What is expected = Work out the number of lines in the listing that include the string "this". Reply with that number alone.

Exercise input =
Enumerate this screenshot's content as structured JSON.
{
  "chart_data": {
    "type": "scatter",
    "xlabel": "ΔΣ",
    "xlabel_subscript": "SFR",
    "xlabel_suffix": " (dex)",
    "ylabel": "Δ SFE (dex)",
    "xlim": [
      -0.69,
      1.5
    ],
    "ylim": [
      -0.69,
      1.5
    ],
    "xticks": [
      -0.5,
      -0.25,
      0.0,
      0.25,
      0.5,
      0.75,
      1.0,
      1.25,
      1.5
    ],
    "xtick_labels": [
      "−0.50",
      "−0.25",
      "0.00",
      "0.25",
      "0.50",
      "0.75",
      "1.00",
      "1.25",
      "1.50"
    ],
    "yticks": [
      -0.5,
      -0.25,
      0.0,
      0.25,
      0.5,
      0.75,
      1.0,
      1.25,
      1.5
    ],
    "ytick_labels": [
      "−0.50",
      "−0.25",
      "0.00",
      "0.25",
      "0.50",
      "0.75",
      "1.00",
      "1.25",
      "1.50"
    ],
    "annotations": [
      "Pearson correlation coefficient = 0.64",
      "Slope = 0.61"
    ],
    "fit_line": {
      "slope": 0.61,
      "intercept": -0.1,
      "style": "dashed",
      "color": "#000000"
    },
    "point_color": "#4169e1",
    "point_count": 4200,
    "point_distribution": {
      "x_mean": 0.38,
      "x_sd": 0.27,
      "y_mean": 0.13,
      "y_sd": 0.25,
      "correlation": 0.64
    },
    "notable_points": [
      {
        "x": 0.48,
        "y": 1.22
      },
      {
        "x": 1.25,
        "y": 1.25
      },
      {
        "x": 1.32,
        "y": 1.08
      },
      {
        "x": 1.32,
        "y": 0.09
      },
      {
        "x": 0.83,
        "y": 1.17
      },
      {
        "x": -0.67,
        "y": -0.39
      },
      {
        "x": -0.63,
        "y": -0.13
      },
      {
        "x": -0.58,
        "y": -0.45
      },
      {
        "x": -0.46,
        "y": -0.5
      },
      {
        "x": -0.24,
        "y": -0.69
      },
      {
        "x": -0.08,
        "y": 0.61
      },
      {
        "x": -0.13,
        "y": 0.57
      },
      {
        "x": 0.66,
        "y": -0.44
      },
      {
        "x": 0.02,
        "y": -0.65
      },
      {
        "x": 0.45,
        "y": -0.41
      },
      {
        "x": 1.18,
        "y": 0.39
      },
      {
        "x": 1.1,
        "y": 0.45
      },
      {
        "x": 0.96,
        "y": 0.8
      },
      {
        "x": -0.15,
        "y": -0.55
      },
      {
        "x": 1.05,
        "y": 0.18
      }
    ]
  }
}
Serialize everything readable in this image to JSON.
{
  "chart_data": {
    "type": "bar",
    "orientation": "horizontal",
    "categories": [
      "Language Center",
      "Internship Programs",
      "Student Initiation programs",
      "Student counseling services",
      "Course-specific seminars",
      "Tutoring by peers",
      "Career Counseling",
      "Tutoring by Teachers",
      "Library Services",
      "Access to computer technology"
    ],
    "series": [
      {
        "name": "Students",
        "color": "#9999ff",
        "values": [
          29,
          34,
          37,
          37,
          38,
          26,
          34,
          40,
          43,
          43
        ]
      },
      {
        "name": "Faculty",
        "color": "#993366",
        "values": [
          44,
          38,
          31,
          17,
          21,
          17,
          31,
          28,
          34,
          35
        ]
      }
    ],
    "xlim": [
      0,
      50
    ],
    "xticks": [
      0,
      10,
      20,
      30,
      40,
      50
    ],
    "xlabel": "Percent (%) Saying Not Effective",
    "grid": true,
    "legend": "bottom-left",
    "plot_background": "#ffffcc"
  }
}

* * *

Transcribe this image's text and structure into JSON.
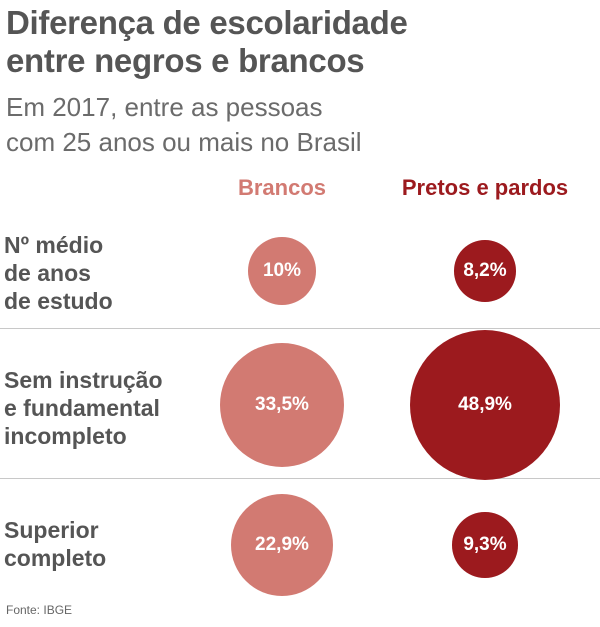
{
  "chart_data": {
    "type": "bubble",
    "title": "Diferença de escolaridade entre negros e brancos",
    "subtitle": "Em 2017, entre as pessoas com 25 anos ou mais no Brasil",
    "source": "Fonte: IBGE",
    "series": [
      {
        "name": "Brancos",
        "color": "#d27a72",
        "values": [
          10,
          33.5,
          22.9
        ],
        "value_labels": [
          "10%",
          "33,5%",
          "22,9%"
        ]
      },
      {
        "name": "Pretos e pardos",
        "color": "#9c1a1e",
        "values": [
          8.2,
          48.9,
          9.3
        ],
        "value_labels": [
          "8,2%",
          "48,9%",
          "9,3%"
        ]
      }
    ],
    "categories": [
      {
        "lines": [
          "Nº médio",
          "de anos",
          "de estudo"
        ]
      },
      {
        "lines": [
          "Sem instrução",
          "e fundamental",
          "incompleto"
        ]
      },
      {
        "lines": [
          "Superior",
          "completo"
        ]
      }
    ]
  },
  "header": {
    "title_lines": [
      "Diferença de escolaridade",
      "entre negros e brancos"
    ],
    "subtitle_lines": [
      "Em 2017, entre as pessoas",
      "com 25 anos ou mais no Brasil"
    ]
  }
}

Exercise response = 3